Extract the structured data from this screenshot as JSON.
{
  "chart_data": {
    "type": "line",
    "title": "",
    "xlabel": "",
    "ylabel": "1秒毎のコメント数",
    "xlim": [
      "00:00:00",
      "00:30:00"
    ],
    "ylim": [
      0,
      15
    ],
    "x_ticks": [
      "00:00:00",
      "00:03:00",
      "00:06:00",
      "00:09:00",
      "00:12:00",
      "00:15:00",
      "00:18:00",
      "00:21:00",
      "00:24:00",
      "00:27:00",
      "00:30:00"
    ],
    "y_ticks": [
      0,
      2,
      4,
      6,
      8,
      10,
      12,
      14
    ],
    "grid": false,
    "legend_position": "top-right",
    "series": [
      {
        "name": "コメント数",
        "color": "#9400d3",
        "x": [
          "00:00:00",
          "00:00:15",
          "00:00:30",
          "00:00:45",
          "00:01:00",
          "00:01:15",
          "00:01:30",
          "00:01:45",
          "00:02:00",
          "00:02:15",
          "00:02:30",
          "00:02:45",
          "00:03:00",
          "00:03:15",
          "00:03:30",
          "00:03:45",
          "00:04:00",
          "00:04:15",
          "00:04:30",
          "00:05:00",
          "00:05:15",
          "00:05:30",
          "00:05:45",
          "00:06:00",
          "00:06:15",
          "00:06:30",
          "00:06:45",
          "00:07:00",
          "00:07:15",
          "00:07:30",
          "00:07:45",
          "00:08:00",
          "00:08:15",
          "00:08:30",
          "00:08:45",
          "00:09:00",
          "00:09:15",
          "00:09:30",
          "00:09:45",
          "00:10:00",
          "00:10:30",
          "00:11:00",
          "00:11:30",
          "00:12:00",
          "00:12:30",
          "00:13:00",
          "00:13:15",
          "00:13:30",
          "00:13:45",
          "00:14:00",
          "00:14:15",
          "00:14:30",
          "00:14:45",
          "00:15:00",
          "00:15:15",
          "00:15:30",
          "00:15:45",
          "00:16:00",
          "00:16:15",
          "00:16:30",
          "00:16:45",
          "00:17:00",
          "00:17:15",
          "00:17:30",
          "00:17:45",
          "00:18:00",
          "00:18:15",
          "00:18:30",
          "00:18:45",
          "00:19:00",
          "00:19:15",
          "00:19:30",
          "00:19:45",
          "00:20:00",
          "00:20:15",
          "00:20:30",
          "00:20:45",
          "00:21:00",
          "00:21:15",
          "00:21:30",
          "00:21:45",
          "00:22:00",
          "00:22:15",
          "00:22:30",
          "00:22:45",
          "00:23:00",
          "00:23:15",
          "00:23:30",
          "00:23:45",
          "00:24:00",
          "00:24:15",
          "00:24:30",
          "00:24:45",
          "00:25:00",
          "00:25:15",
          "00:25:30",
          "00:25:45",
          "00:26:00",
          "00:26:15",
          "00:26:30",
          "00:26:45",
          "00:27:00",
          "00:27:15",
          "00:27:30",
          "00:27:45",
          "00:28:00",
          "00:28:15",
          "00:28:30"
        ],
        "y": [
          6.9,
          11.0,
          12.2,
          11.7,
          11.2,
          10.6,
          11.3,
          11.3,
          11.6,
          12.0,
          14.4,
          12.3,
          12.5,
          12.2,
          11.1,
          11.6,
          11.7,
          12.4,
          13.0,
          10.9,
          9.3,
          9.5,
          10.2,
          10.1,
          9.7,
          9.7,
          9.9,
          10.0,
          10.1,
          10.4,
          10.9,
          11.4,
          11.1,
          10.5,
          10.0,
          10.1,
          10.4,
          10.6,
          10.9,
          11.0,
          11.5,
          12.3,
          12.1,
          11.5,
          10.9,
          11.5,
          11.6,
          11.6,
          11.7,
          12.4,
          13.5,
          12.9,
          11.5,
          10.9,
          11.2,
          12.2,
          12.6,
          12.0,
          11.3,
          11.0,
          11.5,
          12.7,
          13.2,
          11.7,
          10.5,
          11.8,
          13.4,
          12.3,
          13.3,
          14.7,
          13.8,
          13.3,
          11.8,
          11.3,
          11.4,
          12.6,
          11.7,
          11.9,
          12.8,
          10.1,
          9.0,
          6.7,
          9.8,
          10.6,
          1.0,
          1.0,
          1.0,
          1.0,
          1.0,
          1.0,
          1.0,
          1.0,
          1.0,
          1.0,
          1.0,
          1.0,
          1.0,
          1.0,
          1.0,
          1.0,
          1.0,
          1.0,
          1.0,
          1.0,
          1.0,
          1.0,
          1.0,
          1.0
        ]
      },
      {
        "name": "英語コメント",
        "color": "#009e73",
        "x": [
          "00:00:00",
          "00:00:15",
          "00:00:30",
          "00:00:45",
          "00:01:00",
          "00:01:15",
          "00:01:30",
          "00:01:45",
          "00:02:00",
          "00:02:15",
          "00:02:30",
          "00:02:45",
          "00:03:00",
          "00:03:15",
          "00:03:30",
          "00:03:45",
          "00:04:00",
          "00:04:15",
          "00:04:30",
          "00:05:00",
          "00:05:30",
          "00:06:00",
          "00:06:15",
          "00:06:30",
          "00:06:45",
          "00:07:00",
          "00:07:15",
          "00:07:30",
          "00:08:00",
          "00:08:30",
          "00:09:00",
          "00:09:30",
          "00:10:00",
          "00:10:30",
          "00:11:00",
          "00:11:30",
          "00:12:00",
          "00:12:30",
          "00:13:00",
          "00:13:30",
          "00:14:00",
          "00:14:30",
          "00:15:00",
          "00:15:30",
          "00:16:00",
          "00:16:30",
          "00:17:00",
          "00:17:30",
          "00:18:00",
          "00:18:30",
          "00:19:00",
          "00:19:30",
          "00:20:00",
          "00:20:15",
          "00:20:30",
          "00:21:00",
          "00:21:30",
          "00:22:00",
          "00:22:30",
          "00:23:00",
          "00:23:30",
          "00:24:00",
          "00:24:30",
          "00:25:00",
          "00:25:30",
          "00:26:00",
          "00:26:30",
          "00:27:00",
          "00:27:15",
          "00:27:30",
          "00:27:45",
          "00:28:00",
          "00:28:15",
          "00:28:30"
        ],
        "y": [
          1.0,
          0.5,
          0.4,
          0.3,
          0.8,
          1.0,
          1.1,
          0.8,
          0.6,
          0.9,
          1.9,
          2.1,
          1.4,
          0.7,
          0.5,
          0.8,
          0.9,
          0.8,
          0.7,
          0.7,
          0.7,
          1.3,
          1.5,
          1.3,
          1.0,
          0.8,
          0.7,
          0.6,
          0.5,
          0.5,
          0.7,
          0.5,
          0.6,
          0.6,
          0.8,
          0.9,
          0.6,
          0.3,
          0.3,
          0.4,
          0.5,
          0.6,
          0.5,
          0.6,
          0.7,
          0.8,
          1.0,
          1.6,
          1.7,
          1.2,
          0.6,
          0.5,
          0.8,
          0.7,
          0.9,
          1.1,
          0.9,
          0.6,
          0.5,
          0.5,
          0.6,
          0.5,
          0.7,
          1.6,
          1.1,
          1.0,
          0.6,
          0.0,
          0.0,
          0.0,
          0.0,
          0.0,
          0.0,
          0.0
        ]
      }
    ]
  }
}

* **Challenge**
Print every record above exactly as written.

* **The output**
Extract the structured data from this screenshot as JSON.
{
  "chart_data": {
    "type": "line",
    "title": "",
    "xlabel": "",
    "ylabel": "1秒毎のコメント数",
    "xlim": [
      "00:00:00",
      "00:30:00"
    ],
    "ylim": [
      0,
      15
    ],
    "x_ticks": [
      "00:00:00",
      "00:03:00",
      "00:06:00",
      "00:09:00",
      "00:12:00",
      "00:15:00",
      "00:18:00",
      "00:21:00",
      "00:24:00",
      "00:27:00",
      "00:30:00"
    ],
    "y_ticks": [
      0,
      2,
      4,
      6,
      8,
      10,
      12,
      14
    ],
    "grid": false,
    "legend_position": "top-right",
    "series": [
      {
        "name": "コメント数",
        "color": "#9400d3",
        "x": [
          "00:00:00",
          "00:00:15",
          "00:00:30",
          "00:00:45",
          "00:01:00",
          "00:01:15",
          "00:01:30",
          "00:01:45",
          "00:02:00",
          "00:02:15",
          "00:02:30",
          "00:02:45",
          "00:03:00",
          "00:03:15",
          "00:03:30",
          "00:03:45",
          "00:04:00",
          "00:04:15",
          "00:04:30",
          "00:05:00",
          "00:05:15",
          "00:05:30",
          "00:05:45",
          "00:06:00",
          "00:06:15",
          "00:06:30",
          "00:06:45",
          "00:07:00",
          "00:07:15",
          "00:07:30",
          "00:07:45",
          "00:08:00",
          "00:08:15",
          "00:08:30",
          "00:08:45",
          "00:09:00",
          "00:09:15",
          "00:09:30",
          "00:09:45",
          "00:10:00",
          "00:10:30",
          "00:11:00",
          "00:11:30",
          "00:12:00",
          "00:12:30",
          "00:13:00",
          "00:13:15",
          "00:13:30",
          "00:13:45",
          "00:14:00",
          "00:14:15",
          "00:14:30",
          "00:14:45",
          "00:15:00",
          "00:15:15",
          "00:15:30",
          "00:15:45",
          "00:16:00",
          "00:16:15",
          "00:16:30",
          "00:16:45",
          "00:17:00",
          "00:17:15",
          "00:17:30",
          "00:17:45",
          "00:18:00",
          "00:18:15",
          "00:18:30",
          "00:18:45",
          "00:19:00",
          "00:19:15",
          "00:19:30",
          "00:19:45",
          "00:20:00",
          "00:20:15",
          "00:20:30",
          "00:20:45",
          "00:21:00",
          "00:21:15",
          "00:21:30",
          "00:21:45",
          "00:22:00",
          "00:22:15",
          "00:22:30",
          "00:22:45",
          "00:23:00",
          "00:23:15",
          "00:23:30",
          "00:23:45",
          "00:24:00",
          "00:24:15",
          "00:24:30",
          "00:24:45",
          "00:25:00",
          "00:25:15",
          "00:25:30",
          "00:25:45",
          "00:26:00",
          "00:26:15",
          "00:26:30",
          "00:26:45",
          "00:27:00",
          "00:27:15",
          "00:27:30",
          "00:27:45",
          "00:28:00",
          "00:28:15",
          "00:28:30"
        ],
        "y": [
          6.9,
          11.0,
          12.2,
          11.7,
          11.2,
          10.6,
          11.3,
          11.3,
          11.6,
          12.0,
          14.4,
          12.3,
          12.5,
          12.2,
          11.1,
          11.6,
          11.7,
          12.4,
          13.0,
          10.9,
          9.3,
          9.5,
          10.2,
          10.1,
          9.7,
          9.7,
          9.9,
          10.0,
          10.1,
          10.4,
          10.9,
          11.4,
          11.1,
          10.5,
          10.0,
          10.1,
          10.4,
          10.6,
          10.9,
          11.0,
          11.5,
          12.3,
          12.1,
          11.5,
          10.9,
          11.5,
          11.6,
          11.6,
          11.7,
          12.4,
          13.5,
          12.9,
          11.5,
          10.9,
          11.2,
          12.2,
          12.6,
          12.0,
          11.3,
          11.0,
          11.5,
          12.7,
          13.2,
          11.7,
          10.5,
          11.8,
          13.4,
          12.3,
          13.3,
          14.7,
          13.8,
          13.3,
          11.8,
          11.3,
          11.4,
          12.6,
          11.7,
          11.9,
          12.8,
          10.1,
          9.0,
          6.7,
          9.8,
          10.6,
          1.0,
          1.0,
          1.0,
          1.0,
          1.0,
          1.0,
          1.0,
          1.0,
          1.0,
          1.0,
          1.0,
          1.0,
          1.0,
          1.0,
          1.0,
          1.0,
          1.0,
          1.0,
          1.0,
          1.0,
          1.0,
          1.0,
          1.0,
          1.0
        ]
      },
      {
        "name": "英語コメント",
        "color": "#009e73",
        "x": [
          "00:00:00",
          "00:00:15",
          "00:00:30",
          "00:00:45",
          "00:01:00",
          "00:01:15",
          "00:01:30",
          "00:01:45",
          "00:02:00",
          "00:02:15",
          "00:02:30",
          "00:02:45",
          "00:03:00",
          "00:03:15",
          "00:03:30",
          "00:03:45",
          "00:04:00",
          "00:04:15",
          "00:04:30",
          "00:05:00",
          "00:05:30",
          "00:06:00",
          "00:06:15",
          "00:06:30",
          "00:06:45",
          "00:07:00",
          "00:07:15",
          "00:07:30",
          "00:08:00",
          "00:08:30",
          "00:09:00",
          "00:09:30",
          "00:10:00",
          "00:10:30",
          "00:11:00",
          "00:11:30",
          "00:12:00",
          "00:12:30",
          "00:13:00",
          "00:13:30",
          "00:14:00",
          "00:14:30",
          "00:15:00",
          "00:15:30",
          "00:16:00",
          "00:16:30",
          "00:17:00",
          "00:17:30",
          "00:18:00",
          "00:18:30",
          "00:19:00",
          "00:19:30",
          "00:20:00",
          "00:20:15",
          "00:20:30",
          "00:21:00",
          "00:21:30",
          "00:22:00",
          "00:22:30",
          "00:23:00",
          "00:23:30",
          "00:24:00",
          "00:24:30",
          "00:25:00",
          "00:25:30",
          "00:26:00",
          "00:26:30",
          "00:27:00",
          "00:27:15",
          "00:27:30",
          "00:27:45",
          "00:28:00",
          "00:28:15",
          "00:28:30"
        ],
        "y": [
          1.0,
          0.5,
          0.4,
          0.3,
          0.8,
          1.0,
          1.1,
          0.8,
          0.6,
          0.9,
          1.9,
          2.1,
          1.4,
          0.7,
          0.5,
          0.8,
          0.9,
          0.8,
          0.7,
          0.7,
          0.7,
          1.3,
          1.5,
          1.3,
          1.0,
          0.8,
          0.7,
          0.6,
          0.5,
          0.5,
          0.7,
          0.5,
          0.6,
          0.6,
          0.8,
          0.9,
          0.6,
          0.3,
          0.3,
          0.4,
          0.5,
          0.6,
          0.5,
          0.6,
          0.7,
          0.8,
          1.0,
          1.6,
          1.7,
          1.2,
          0.6,
          0.5,
          0.8,
          0.7,
          0.9,
          1.1,
          0.9,
          0.6,
          0.5,
          0.5,
          0.6,
          0.5,
          0.7,
          1.6,
          1.1,
          1.0,
          0.6,
          0.0,
          0.0,
          0.0,
          0.0,
          0.0,
          0.0,
          0.0
        ]
      }
    ]
  }
}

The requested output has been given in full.